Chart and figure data

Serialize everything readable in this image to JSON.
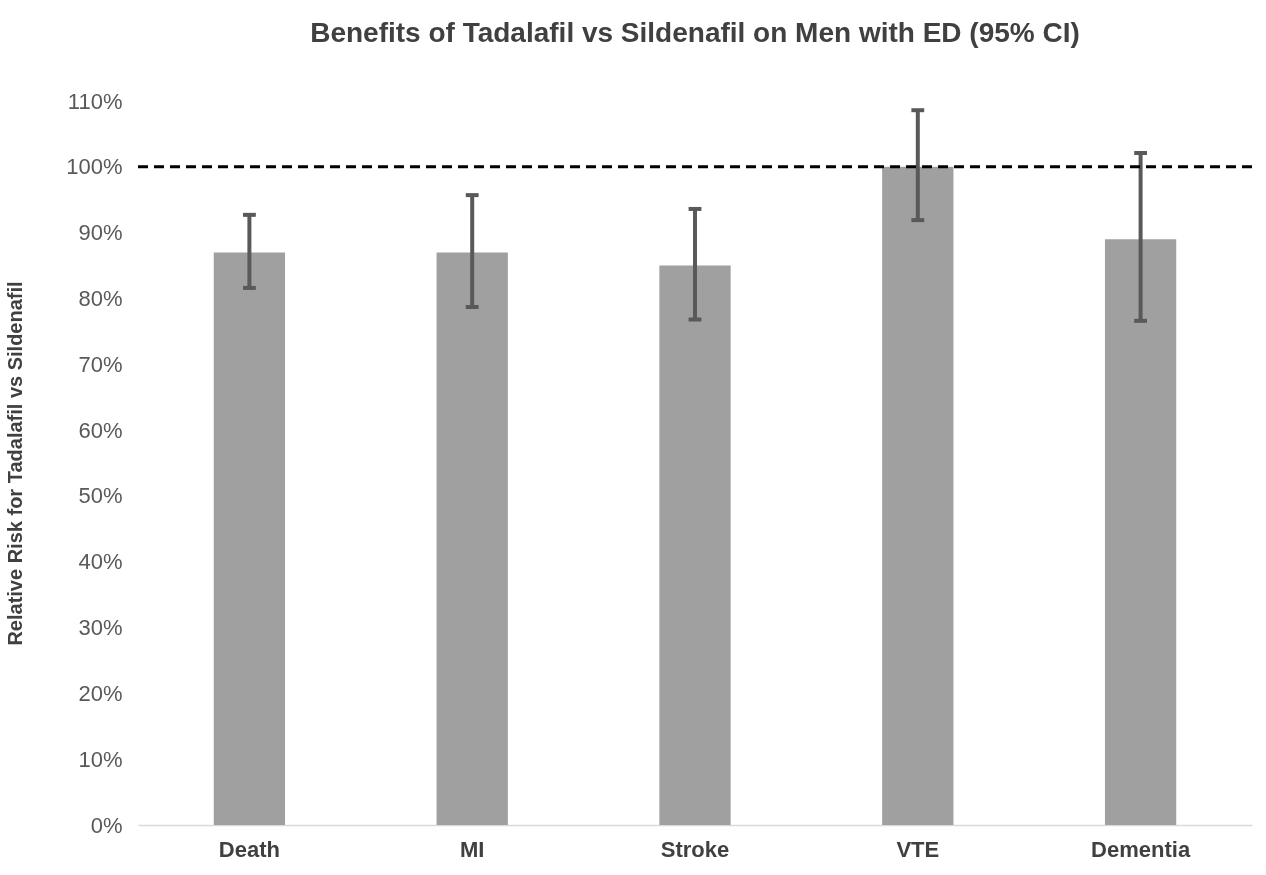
{
  "chart_data": {
    "type": "bar",
    "title": "Benefits of Tadalafil vs Sildenafil on Men with ED (95% CI)",
    "ylabel": "Relative Risk for Tadalafil vs Sildenafil",
    "categories": [
      "Death",
      "MI",
      "Stroke",
      "VTE",
      "Dementia"
    ],
    "values": [
      87,
      87,
      85,
      100,
      89
    ],
    "errors": [
      [
        81.6,
        92.7
      ],
      [
        78.7,
        95.7
      ],
      [
        76.8,
        93.6
      ],
      [
        91.9,
        108.6
      ],
      [
        76.6,
        102.1
      ]
    ],
    "color": "#a0a0a0",
    "ylim": [
      0,
      110
    ],
    "yticks": [
      {
        "value": 0,
        "label": "0%"
      },
      {
        "value": 10,
        "label": "10%"
      },
      {
        "value": 20,
        "label": "20%"
      },
      {
        "value": 30,
        "label": "30%"
      },
      {
        "value": 40,
        "label": "40%"
      },
      {
        "value": 50,
        "label": "50%"
      },
      {
        "value": 60,
        "label": "60%"
      },
      {
        "value": 70,
        "label": "70%"
      },
      {
        "value": 80,
        "label": "80%"
      },
      {
        "value": 90,
        "label": "90%"
      },
      {
        "value": 100,
        "label": "100%"
      },
      {
        "value": 110,
        "label": "110%"
      }
    ],
    "ref_lines": [
      {
        "axis": "y",
        "value": 100,
        "color": "#000000",
        "line_style": "dashed"
      }
    ],
    "grid": false
  }
}
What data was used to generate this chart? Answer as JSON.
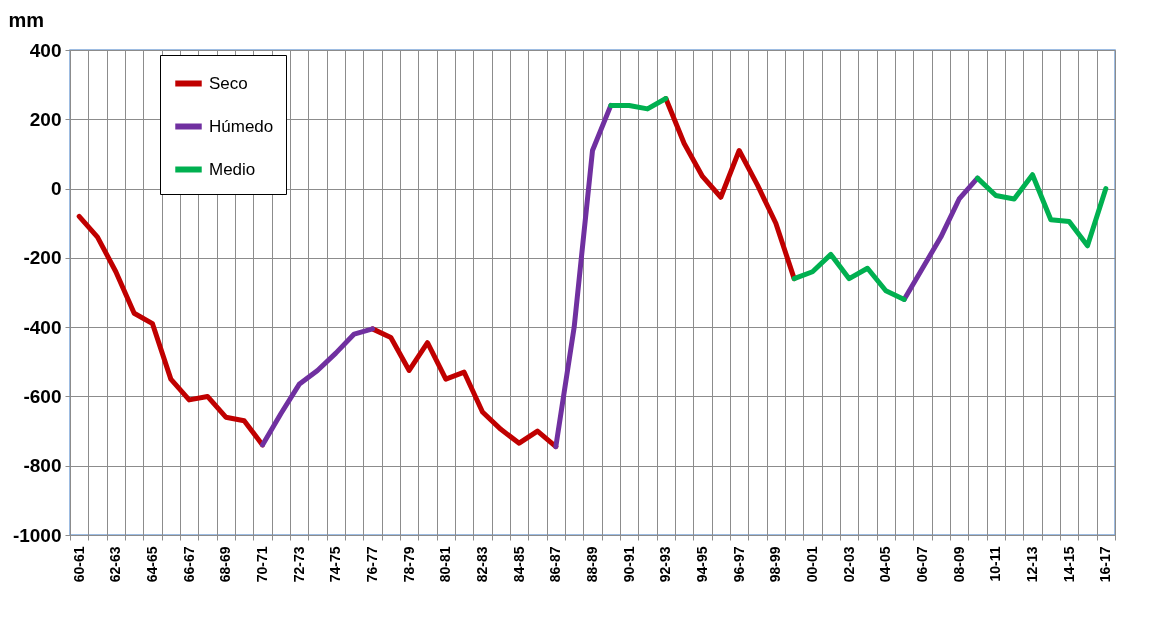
{
  "chart_data": {
    "type": "line",
    "ylabel": "mm",
    "categories": [
      "60-61",
      null,
      "62-63",
      null,
      "64-65",
      null,
      "66-67",
      null,
      "68-69",
      null,
      "70-71",
      null,
      "72-73",
      null,
      "74-75",
      null,
      "76-77",
      null,
      "78-79",
      null,
      "80-81",
      null,
      "82-83",
      null,
      "84-85",
      null,
      "86-87",
      null,
      "88-89",
      null,
      "90-91",
      null,
      "92-93",
      null,
      "94-95",
      null,
      "96-97",
      null,
      "98-99",
      null,
      "00-01",
      null,
      "02-03",
      null,
      "04-05",
      null,
      "06-07",
      null,
      "08-09",
      null,
      "10-11",
      null,
      "12-13",
      null,
      "14-15",
      null,
      "16-17"
    ],
    "series": [
      {
        "name": "Seco",
        "color": "#c00000",
        "values": [
          -80,
          -140,
          -240,
          -360,
          -390,
          -550,
          -610,
          -600,
          -660,
          -670,
          -740,
          null,
          null,
          null,
          null,
          null,
          -405,
          -430,
          -525,
          -445,
          -550,
          -530,
          -645,
          -695,
          -735,
          -700,
          -745,
          null,
          null,
          null,
          null,
          null,
          260,
          130,
          35,
          -25,
          110,
          10,
          -100,
          -260,
          null,
          null,
          null,
          null,
          null,
          null,
          null,
          null,
          null,
          null,
          null,
          null,
          null,
          null,
          null,
          null,
          null
        ]
      },
      {
        "name": "Húmedo",
        "color": "#7030a0",
        "values": [
          null,
          null,
          null,
          null,
          null,
          null,
          null,
          null,
          null,
          null,
          -740,
          -650,
          -565,
          -525,
          -475,
          -420,
          -405,
          null,
          null,
          null,
          null,
          null,
          null,
          null,
          null,
          null,
          -745,
          -400,
          110,
          240,
          null,
          null,
          null,
          null,
          null,
          null,
          null,
          null,
          null,
          null,
          null,
          null,
          null,
          null,
          null,
          -320,
          -230,
          -140,
          -30,
          30,
          null,
          null,
          null,
          null,
          null,
          null,
          null
        ]
      },
      {
        "name": "Medio",
        "color": "#00b050",
        "values": [
          null,
          null,
          null,
          null,
          null,
          null,
          null,
          null,
          null,
          null,
          null,
          null,
          null,
          null,
          null,
          null,
          null,
          null,
          null,
          null,
          null,
          null,
          null,
          null,
          null,
          null,
          null,
          null,
          null,
          240,
          240,
          230,
          260,
          null,
          null,
          null,
          null,
          null,
          null,
          -260,
          -240,
          -190,
          -260,
          -230,
          -295,
          -320,
          null,
          null,
          null,
          30,
          -20,
          -30,
          40,
          -90,
          -95,
          -165,
          0
        ]
      }
    ],
    "ylim": [
      -1000,
      400
    ],
    "yticks": [
      -1000,
      -800,
      -600,
      -400,
      -200,
      0,
      200,
      400
    ],
    "grid": true,
    "legend": "top left",
    "line_style": "solid"
  }
}
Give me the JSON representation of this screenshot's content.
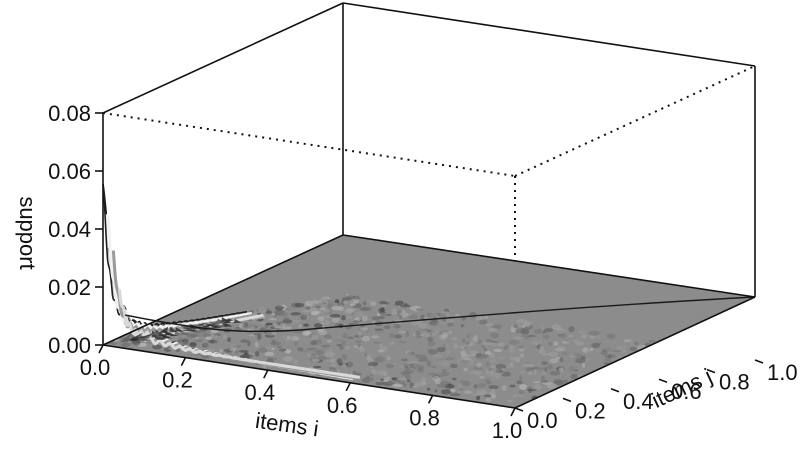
{
  "chart_data": {
    "type": "surface",
    "title": "",
    "xlabel": "items i",
    "ylabel": "items j",
    "zlabel": "support",
    "x_ticks": [
      "0.0",
      "0.2",
      "0.4",
      "0.6",
      "0.8",
      "1.0"
    ],
    "y_ticks": [
      "0.0",
      "0.2",
      "0.4",
      "0.6",
      "0.8",
      "1.0"
    ],
    "z_ticks": [
      "0.00",
      "0.02",
      "0.04",
      "0.06",
      "0.08"
    ],
    "xlim": [
      0,
      1
    ],
    "ylim": [
      0,
      1
    ],
    "zlim": [
      0,
      0.08
    ],
    "grid": false,
    "box": "full 3D bounding box, hidden edges dotted",
    "surface_colors": [
      "#ffffff",
      "#c8c8c8",
      "#8a8a8a",
      "#4a4a4a",
      "#222222"
    ],
    "description_of_values": "support is near 0.055 at i=0,j=0 and decays rapidly to about 0.002 for i,j above 0.1",
    "profile_along_i_at_j0": {
      "x": [
        0.0,
        0.01,
        0.02,
        0.04,
        0.06,
        0.1,
        0.2,
        0.4,
        0.6,
        0.8,
        1.0
      ],
      "z": [
        0.054,
        0.04,
        0.028,
        0.016,
        0.01,
        0.006,
        0.003,
        0.002,
        0.0015,
        0.0012,
        0.001
      ]
    },
    "profile_along_j_at_i0": {
      "y": [
        0.0,
        0.01,
        0.02,
        0.04,
        0.06,
        0.1,
        0.2,
        0.4,
        0.6,
        0.8,
        1.0
      ],
      "z": [
        0.054,
        0.04,
        0.028,
        0.016,
        0.01,
        0.006,
        0.003,
        0.002,
        0.0015,
        0.0012,
        0.001
      ]
    }
  }
}
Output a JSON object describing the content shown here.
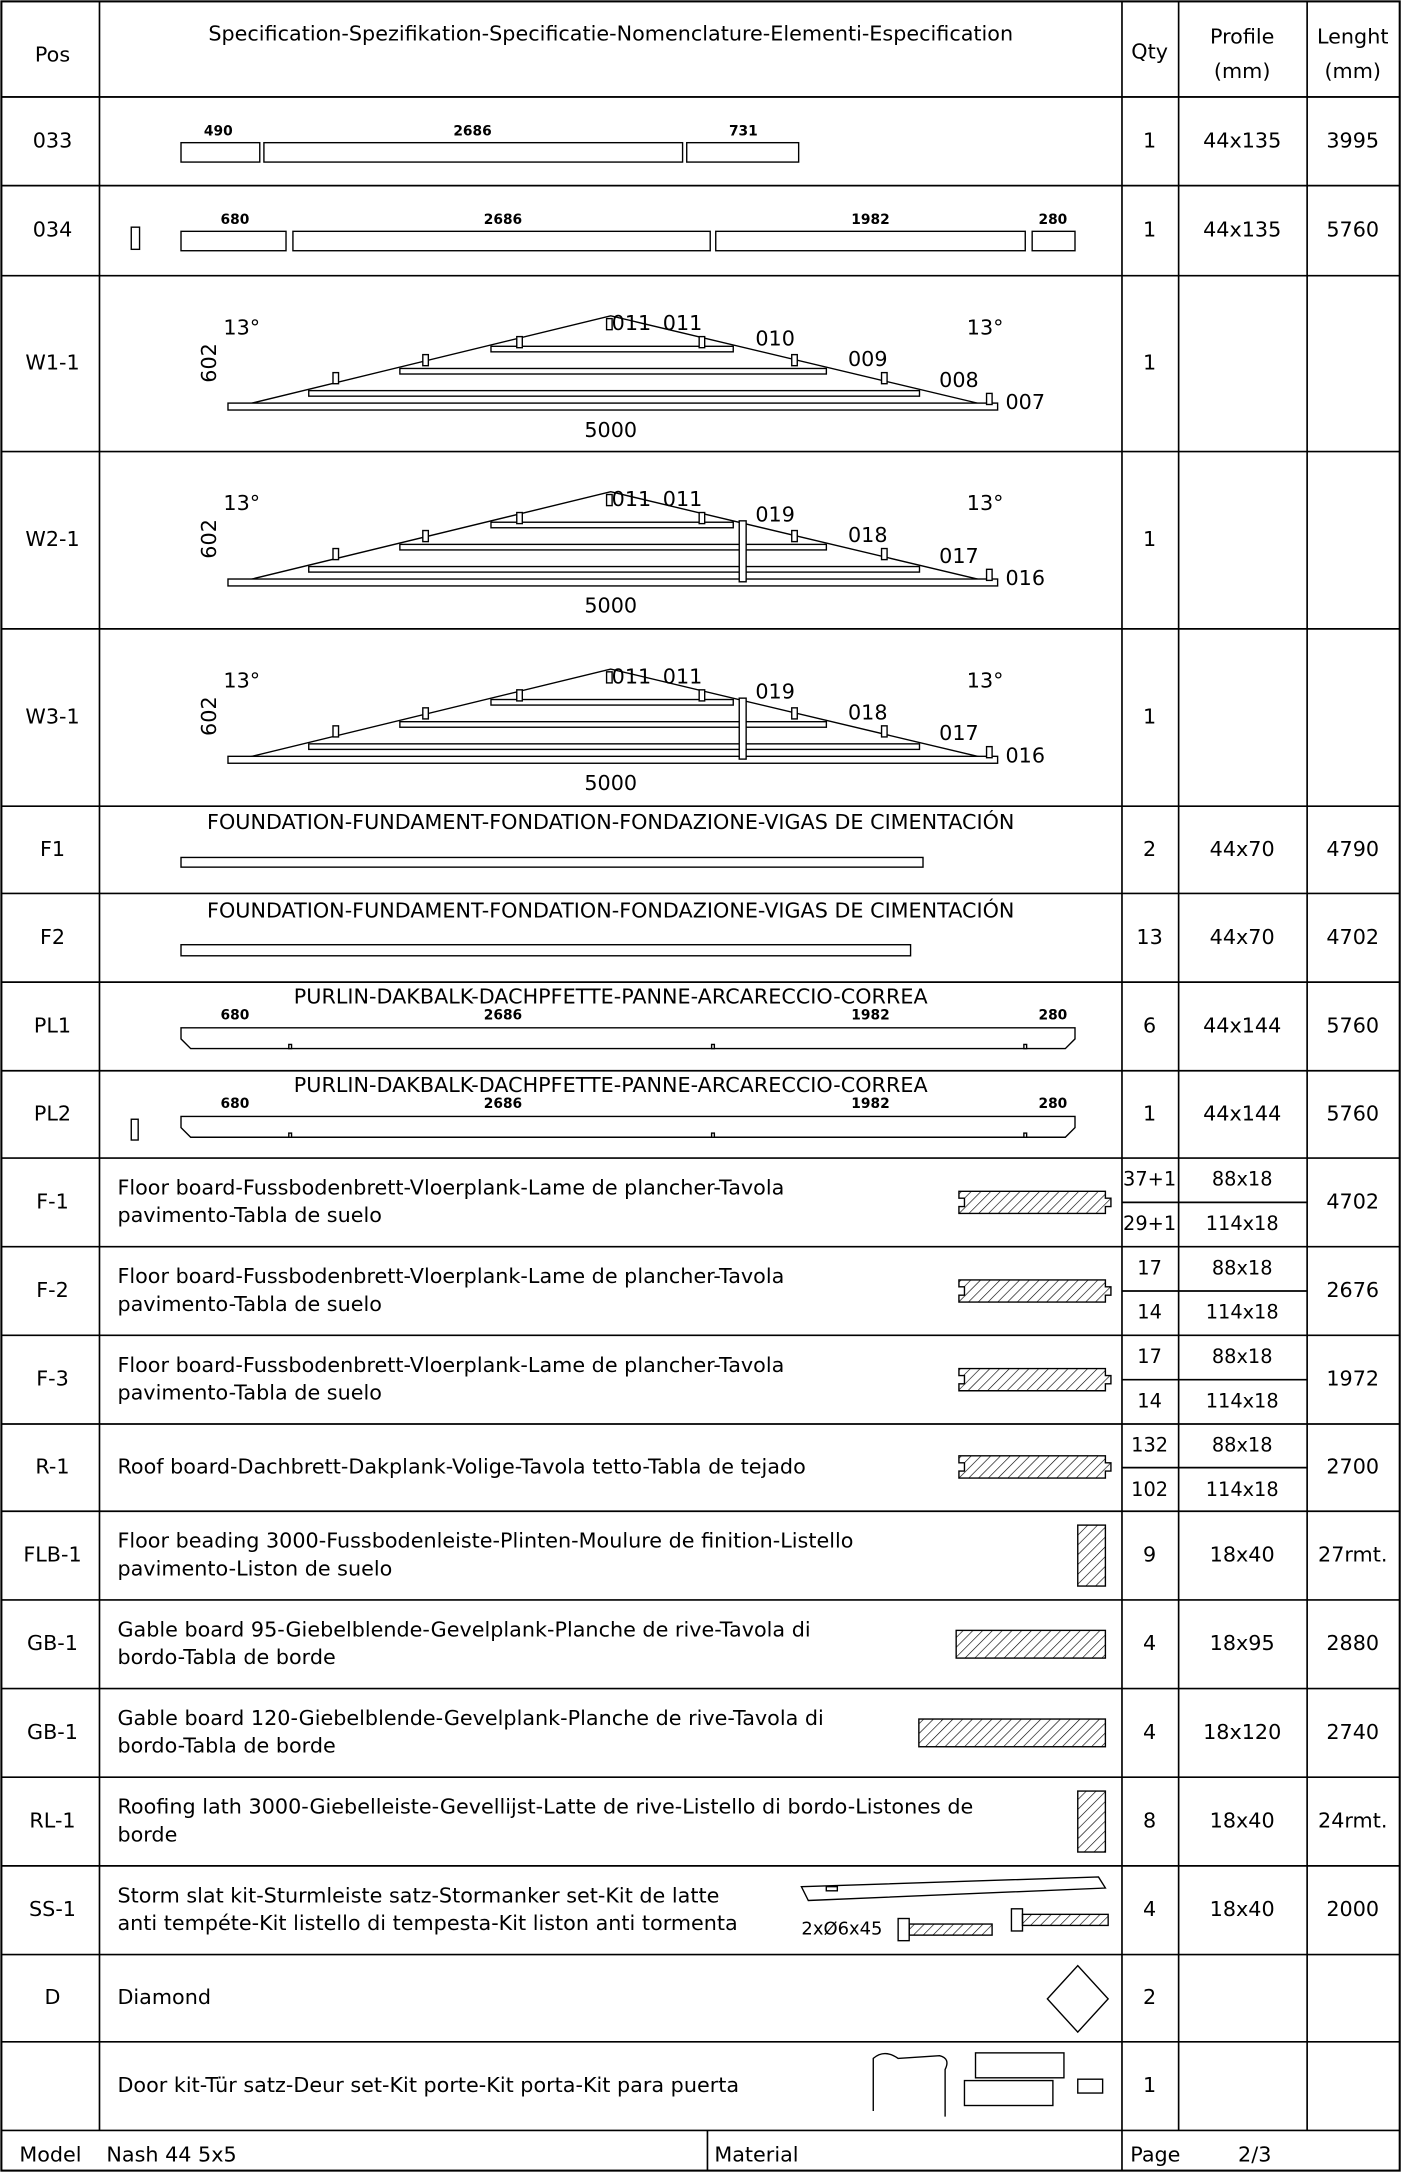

## Your objective:
Within the material above, find the lines that contain the word "content"; copy them.

## Full answer:
Give me the JSON representation of this screenshot's content.
Output a JSON object describing the content shown here.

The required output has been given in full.